Set task: Look through the listing for the word "있습니다". Copy each line that has it.

Data entries
## start

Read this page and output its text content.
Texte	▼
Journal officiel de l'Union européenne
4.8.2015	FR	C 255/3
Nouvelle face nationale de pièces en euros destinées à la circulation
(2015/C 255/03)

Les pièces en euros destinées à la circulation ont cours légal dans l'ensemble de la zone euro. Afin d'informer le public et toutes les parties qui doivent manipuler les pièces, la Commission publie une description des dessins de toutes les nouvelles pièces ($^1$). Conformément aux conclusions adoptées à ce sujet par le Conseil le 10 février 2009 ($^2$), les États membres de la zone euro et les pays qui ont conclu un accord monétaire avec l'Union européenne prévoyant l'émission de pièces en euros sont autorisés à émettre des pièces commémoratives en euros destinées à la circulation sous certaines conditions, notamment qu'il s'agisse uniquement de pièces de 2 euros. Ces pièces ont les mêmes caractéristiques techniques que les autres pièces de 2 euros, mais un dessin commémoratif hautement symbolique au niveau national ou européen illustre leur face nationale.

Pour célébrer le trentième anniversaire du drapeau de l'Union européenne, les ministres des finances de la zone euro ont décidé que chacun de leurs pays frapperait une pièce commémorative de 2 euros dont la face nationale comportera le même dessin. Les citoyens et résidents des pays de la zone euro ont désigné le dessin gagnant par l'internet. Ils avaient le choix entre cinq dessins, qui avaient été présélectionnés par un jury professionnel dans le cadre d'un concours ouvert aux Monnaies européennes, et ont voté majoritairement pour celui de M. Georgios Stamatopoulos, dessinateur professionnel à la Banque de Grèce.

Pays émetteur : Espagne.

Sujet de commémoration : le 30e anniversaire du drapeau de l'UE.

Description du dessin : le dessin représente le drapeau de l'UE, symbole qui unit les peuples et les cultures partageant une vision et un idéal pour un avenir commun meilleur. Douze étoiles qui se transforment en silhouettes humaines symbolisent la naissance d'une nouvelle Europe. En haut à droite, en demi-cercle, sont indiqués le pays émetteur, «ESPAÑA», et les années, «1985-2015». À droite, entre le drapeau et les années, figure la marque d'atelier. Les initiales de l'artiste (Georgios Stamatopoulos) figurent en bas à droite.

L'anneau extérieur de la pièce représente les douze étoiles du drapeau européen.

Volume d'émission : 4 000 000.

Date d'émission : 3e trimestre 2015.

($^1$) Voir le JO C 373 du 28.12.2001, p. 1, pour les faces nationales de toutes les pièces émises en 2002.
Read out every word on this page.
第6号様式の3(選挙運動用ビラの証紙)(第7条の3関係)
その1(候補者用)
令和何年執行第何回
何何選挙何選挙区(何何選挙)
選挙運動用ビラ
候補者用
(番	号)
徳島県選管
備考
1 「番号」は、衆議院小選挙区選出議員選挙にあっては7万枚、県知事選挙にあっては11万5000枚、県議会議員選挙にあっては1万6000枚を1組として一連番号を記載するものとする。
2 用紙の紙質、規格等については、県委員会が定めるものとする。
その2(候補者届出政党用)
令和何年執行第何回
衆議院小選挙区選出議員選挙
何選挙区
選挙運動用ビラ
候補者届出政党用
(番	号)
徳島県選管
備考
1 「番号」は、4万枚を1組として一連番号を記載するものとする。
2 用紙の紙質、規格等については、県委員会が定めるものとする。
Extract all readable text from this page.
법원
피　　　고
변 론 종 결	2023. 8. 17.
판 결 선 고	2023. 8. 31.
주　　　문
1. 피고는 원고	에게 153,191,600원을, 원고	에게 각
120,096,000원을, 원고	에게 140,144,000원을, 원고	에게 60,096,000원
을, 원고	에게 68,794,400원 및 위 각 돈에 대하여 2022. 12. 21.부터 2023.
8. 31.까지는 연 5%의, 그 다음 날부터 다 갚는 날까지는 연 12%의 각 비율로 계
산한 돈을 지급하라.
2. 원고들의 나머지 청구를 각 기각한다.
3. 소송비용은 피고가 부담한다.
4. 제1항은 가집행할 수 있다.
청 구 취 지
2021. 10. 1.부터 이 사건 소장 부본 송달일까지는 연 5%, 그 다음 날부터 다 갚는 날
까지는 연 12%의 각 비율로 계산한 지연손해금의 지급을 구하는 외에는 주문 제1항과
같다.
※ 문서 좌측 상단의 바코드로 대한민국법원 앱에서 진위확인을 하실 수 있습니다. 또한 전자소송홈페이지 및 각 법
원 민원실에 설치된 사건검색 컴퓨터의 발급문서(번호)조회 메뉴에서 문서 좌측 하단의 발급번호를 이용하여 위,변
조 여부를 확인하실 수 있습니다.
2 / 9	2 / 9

## end

Written reply:
※ 문서 좌측 상단의 바코드로 대한민국법원 앱에서 진위확인을 하실 수 있습니다. 또한 전자소송홈페이지 및 각 법
조 여부를 확인하실 수 있습니다.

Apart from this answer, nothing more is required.